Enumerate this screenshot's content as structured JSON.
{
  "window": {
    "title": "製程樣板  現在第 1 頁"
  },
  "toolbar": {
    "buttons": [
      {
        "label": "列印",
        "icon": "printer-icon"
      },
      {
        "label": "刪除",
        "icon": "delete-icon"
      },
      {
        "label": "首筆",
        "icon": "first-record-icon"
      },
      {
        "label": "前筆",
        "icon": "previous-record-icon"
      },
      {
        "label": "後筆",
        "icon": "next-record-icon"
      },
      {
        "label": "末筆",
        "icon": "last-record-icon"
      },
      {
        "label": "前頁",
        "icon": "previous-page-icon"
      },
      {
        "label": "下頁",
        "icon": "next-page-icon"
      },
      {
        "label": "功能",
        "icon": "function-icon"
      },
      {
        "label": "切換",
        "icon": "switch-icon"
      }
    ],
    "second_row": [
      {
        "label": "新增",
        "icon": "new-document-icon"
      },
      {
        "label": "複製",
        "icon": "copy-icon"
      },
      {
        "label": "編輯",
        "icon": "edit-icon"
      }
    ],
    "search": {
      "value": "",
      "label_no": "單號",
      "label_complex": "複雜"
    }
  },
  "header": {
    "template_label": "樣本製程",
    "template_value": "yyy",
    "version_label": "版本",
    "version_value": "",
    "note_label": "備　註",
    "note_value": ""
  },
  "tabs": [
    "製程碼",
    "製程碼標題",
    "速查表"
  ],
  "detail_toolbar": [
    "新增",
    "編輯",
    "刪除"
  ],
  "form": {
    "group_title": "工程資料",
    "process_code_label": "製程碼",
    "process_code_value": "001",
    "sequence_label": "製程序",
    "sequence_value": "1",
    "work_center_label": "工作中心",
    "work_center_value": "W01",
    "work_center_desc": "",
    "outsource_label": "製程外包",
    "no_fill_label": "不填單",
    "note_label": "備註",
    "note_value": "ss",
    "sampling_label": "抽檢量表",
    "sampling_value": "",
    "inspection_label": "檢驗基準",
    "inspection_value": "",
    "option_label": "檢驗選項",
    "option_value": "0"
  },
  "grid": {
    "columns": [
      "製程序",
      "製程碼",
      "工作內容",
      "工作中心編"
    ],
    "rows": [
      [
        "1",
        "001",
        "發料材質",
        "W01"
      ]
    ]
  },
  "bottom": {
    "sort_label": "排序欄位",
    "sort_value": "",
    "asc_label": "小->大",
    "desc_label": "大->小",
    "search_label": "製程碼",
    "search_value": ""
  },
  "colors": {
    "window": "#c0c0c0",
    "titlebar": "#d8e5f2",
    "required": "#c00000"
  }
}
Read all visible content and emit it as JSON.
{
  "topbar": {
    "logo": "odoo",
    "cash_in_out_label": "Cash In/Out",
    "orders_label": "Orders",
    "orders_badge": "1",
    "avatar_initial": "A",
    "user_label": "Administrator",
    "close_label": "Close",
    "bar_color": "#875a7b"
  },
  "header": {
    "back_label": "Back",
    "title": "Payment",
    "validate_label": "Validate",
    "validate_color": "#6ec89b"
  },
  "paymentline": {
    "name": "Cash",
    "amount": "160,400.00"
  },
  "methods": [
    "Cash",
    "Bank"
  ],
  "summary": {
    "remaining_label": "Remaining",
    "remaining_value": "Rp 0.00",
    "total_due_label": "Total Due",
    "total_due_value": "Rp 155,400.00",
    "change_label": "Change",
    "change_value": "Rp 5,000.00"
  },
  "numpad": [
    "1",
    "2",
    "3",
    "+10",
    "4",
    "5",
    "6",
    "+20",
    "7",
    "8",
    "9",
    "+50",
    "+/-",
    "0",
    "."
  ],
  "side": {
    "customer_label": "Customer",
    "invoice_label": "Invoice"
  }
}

- - - - -

EXERCISE TASK
Without leaving anything out, quote all the data.

SOLUTION TO THE EXERCISE
Enumerate this screenshot's content as structured JSON.
{
  "window": {
    "title": "製程樣板  現在第 1 頁"
  },
  "toolbar": {
    "buttons": [
      {
        "label": "列印",
        "icon": "printer-icon"
      },
      {
        "label": "刪除",
        "icon": "delete-icon"
      },
      {
        "label": "首筆",
        "icon": "first-record-icon"
      },
      {
        "label": "前筆",
        "icon": "previous-record-icon"
      },
      {
        "label": "後筆",
        "icon": "next-record-icon"
      },
      {
        "label": "末筆",
        "icon": "last-record-icon"
      },
      {
        "label": "前頁",
        "icon": "previous-page-icon"
      },
      {
        "label": "下頁",
        "icon": "next-page-icon"
      },
      {
        "label": "功能",
        "icon": "function-icon"
      },
      {
        "label": "切換",
        "icon": "switch-icon"
      }
    ],
    "second_row": [
      {
        "label": "新增",
        "icon": "new-document-icon"
      },
      {
        "label": "複製",
        "icon": "copy-icon"
      },
      {
        "label": "編輯",
        "icon": "edit-icon"
      }
    ],
    "search": {
      "value": "",
      "label_no": "單號",
      "label_complex": "複雜"
    }
  },
  "header": {
    "template_label": "樣本製程",
    "template_value": "yyy",
    "version_label": "版本",
    "version_value": "",
    "note_label": "備　註",
    "note_value": ""
  },
  "tabs": [
    "製程碼",
    "製程碼標題",
    "速查表"
  ],
  "detail_toolbar": [
    "新增",
    "編輯",
    "刪除"
  ],
  "form": {
    "group_title": "工程資料",
    "process_code_label": "製程碼",
    "process_code_value": "001",
    "sequence_label": "製程序",
    "sequence_value": "1",
    "work_center_label": "工作中心",
    "work_center_value": "W01",
    "work_center_desc": "",
    "outsource_label": "製程外包",
    "no_fill_label": "不填單",
    "note_label": "備註",
    "note_value": "ss",
    "sampling_label": "抽檢量表",
    "sampling_value": "",
    "inspection_label": "檢驗基準",
    "inspection_value": "",
    "option_label": "檢驗選項",
    "option_value": "0"
  },
  "grid": {
    "columns": [
      "製程序",
      "製程碼",
      "工作內容",
      "工作中心編"
    ],
    "rows": [
      [
        "1",
        "001",
        "發料材質",
        "W01"
      ]
    ]
  },
  "bottom": {
    "sort_label": "排序欄位",
    "sort_value": "",
    "asc_label": "小->大",
    "desc_label": "大->小",
    "search_label": "製程碼",
    "search_value": ""
  },
  "colors": {
    "window": "#c0c0c0",
    "titlebar": "#d8e5f2",
    "required": "#c00000"
  }
}
Read all visible content and emit it as JSON.
{
  "topbar": {
    "logo": "odoo",
    "cash_in_out_label": "Cash In/Out",
    "orders_label": "Orders",
    "orders_badge": "1",
    "avatar_initial": "A",
    "user_label": "Administrator",
    "close_label": "Close",
    "bar_color": "#875a7b"
  },
  "header": {
    "back_label": "Back",
    "title": "Payment",
    "validate_label": "Validate",
    "validate_color": "#6ec89b"
  },
  "paymentline": {
    "name": "Cash",
    "amount": "160,400.00"
  },
  "methods": [
    "Cash",
    "Bank"
  ],
  "summary": {
    "remaining_label": "Remaining",
    "remaining_value": "Rp 0.00",
    "total_due_label": "Total Due",
    "total_due_value": "Rp 155,400.00",
    "change_label": "Change",
    "change_value": "Rp 5,000.00"
  },
  "numpad": [
    "1",
    "2",
    "3",
    "+10",
    "4",
    "5",
    "6",
    "+20",
    "7",
    "8",
    "9",
    "+50",
    "+/-",
    "0",
    "."
  ],
  "side": {
    "customer_label": "Customer",
    "invoice_label": "Invoice"
  }
}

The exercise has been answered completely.